WHAT THE TASK REQUIRES: Repeat the data that follows, word for word, without the images.

EXTRACTED ENTRIES:

========================================================================

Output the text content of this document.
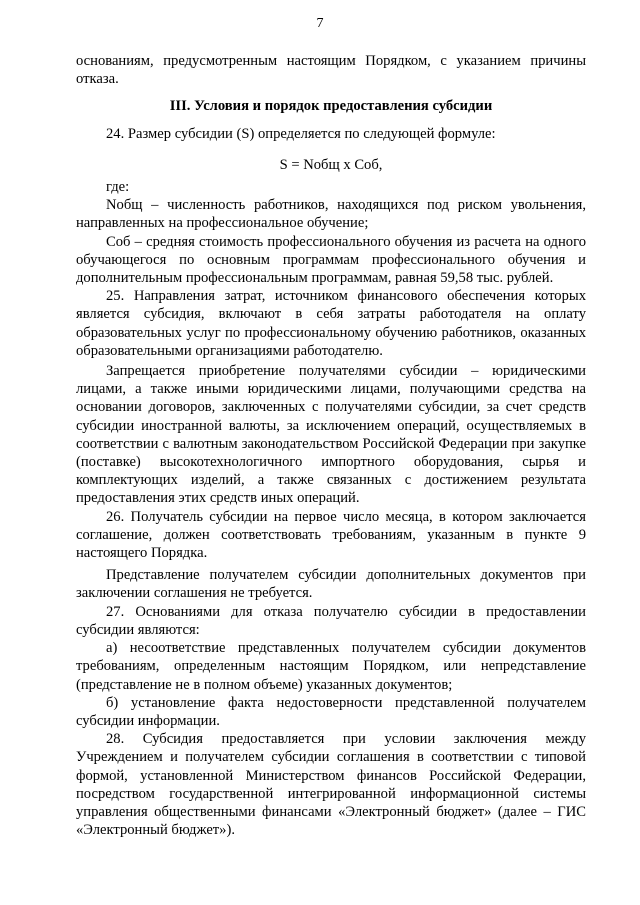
7

основаниям, предусмотренным настоящим Порядком, с указанием причины отказа.

III. Условия и порядок предоставления субсидии

24. Размер субсидии (S) определяется по следующей формуле:

S = Nобщ x Cоб,

где:

Nобщ – численность работников, находящихся под риском увольнения, направленных на профессиональное обучение;

Cоб – средняя стоимость профессионального обучения из расчета на одного обучающегося по основным программам профессионального обучения и дополнительным профессиональным программам, равная 59,58 тыс. рублей.

25. Направления затрат, источником финансового обеспечения которых является субсидия, включают в себя затраты работодателя на оплату образовательных услуг по профессиональному обучению работников, оказанных образовательными организациями работодателю.

Запрещается приобретение получателями субсидии – юридическими лицами, а также иными юридическими лицами, получающими средства на основании договоров, заключенных с получателями субсидии, за счет средств субсидии иностранной валюты, за исключением операций, осуществляемых в соответствии с валютным законодательством Российской Федерации при закупке (поставке) высокотехнологичного импортного оборудования, сырья и комплектующих изделий, а также связанных с достижением результата предоставления этих средств иных операций.

26. Получатель субсидии на первое число месяца, в котором заключается соглашение, должен соответствовать требованиям, указанным в пункте 9 настоящего Порядка.

Представление получателем субсидии дополнительных документов при заключении соглашения не требуется.

27. Основаниями для отказа получателю субсидии в предоставлении субсидии являются:

а) несоответствие представленных получателем субсидии документов требованиям, определенным настоящим Порядком, или непредставление (представление не в полном объеме) указанных документов;

б) установление факта недостоверности представленной получателем субсидии информации.

28. Субсидия предоставляется при условии заключения между Учреждением и получателем субсидии соглашения в соответствии с типовой формой, установленной Министерством финансов Российской Федерации, посредством государственной интегрированной информационной системы управления общественными финансами «Электронный бюджет» (далее – ГИС «Электронный бюджет»).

========================================================================

OUTPUT FOR THIS EXERCISE:
Output the text content of this document.
7

основаниям, предусмотренным настоящим Порядком, с указанием причины отказа.

III. Условия и порядок предоставления субсидии

24. Размер субсидии (S) определяется по следующей формуле:

S = Nобщ x Cоб,

где:

Nобщ – численность работников, находящихся под риском увольнения, направленных на профессиональное обучение;

Cоб – средняя стоимость профессионального обучения из расчета на одного обучающегося по основным программам профессионального обучения и дополнительным профессиональным программам, равная 59,58 тыс. рублей.

25. Направления затрат, источником финансового обеспечения которых является субсидия, включают в себя затраты работодателя на оплату образовательных услуг по профессиональному обучению работников, оказанных образовательными организациями работодателю.

Запрещается приобретение получателями субсидии – юридическими лицами, а также иными юридическими лицами, получающими средства на основании договоров, заключенных с получателями субсидии, за счет средств субсидии иностранной валюты, за исключением операций, осуществляемых в соответствии с валютным законодательством Российской Федерации при закупке (поставке) высокотехнологичного импортного оборудования, сырья и комплектующих изделий, а также связанных с достижением результата предоставления этих средств иных операций.

26. Получатель субсидии на первое число месяца, в котором заключается соглашение, должен соответствовать требованиям, указанным в пункте 9 настоящего Порядка.

Представление получателем субсидии дополнительных документов при заключении соглашения не требуется.

27. Основаниями для отказа получателю субсидии в предоставлении субсидии являются:

а) несоответствие представленных получателем субсидии документов требованиям, определенным настоящим Порядком, или непредставление (представление не в полном объеме) указанных документов;

б) установление факта недостоверности представленной получателем субсидии информации.

28. Субсидия предоставляется при условии заключения между Учреждением и получателем субсидии соглашения в соответствии с типовой формой, установленной Министерством финансов Российской Федерации, посредством государственной интегрированной информационной системы управления общественными финансами «Электронный бюджет» (далее – ГИС «Электронный бюджет»).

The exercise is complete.